_Records for the task_
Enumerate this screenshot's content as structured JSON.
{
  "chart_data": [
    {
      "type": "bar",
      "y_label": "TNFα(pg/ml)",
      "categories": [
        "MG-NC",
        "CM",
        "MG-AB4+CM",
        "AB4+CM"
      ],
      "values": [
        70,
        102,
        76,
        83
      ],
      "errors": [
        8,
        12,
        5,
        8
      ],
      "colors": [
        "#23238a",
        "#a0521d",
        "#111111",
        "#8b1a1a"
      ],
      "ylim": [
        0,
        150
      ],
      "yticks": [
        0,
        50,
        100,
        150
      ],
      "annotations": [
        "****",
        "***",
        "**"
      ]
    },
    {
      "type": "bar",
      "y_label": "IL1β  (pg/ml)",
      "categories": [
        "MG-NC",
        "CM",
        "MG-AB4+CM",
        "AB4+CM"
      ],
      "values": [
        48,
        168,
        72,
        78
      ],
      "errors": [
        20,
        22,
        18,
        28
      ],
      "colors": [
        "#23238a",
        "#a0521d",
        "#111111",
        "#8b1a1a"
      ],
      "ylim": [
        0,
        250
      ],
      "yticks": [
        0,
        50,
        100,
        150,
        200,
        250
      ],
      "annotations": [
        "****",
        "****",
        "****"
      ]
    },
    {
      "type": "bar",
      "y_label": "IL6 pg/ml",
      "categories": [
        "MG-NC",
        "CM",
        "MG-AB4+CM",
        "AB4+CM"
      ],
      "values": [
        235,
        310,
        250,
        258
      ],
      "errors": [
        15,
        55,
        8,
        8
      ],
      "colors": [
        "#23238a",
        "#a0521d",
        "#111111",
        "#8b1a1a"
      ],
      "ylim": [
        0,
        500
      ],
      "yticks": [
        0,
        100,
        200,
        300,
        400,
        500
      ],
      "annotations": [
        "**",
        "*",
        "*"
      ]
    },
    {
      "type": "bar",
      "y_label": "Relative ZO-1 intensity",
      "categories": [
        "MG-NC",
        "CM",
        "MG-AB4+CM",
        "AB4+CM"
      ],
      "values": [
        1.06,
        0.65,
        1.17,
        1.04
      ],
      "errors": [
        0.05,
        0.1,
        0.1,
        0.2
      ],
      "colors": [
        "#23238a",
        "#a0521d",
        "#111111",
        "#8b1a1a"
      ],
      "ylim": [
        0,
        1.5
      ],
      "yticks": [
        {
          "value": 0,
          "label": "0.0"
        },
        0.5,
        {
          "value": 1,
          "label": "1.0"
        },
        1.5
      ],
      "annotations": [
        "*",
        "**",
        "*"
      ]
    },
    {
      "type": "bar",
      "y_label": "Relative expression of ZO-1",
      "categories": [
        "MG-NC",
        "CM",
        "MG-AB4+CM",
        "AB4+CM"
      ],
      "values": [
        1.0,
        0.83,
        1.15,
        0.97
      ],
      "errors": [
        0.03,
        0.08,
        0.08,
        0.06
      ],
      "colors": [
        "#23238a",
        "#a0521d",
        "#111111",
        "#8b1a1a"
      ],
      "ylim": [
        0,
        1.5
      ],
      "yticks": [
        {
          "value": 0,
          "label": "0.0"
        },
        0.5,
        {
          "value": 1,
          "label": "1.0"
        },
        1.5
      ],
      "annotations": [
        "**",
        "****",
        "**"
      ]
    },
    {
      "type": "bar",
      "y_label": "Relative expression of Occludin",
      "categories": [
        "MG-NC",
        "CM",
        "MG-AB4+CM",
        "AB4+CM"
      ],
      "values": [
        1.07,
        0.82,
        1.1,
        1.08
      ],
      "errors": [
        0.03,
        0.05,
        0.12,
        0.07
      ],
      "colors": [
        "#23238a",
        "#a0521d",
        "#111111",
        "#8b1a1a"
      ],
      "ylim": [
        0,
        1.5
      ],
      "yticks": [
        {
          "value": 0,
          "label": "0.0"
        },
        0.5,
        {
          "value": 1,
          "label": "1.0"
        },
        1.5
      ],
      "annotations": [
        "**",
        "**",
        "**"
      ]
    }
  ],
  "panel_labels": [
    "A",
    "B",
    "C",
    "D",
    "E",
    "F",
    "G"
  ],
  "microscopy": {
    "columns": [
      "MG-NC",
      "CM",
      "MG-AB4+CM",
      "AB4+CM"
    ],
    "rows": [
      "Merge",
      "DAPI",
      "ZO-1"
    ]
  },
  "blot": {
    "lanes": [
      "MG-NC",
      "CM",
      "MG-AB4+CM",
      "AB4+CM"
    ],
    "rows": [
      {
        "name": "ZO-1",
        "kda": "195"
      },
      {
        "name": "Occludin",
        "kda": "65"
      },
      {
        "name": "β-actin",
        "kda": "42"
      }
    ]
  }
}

_The task_
Find the string "expression" in the listing and return every line that holds it.

_Full response_
      "y_label": "Relative expression of ZO-1",
      "y_label": "Relative expression of Occludin",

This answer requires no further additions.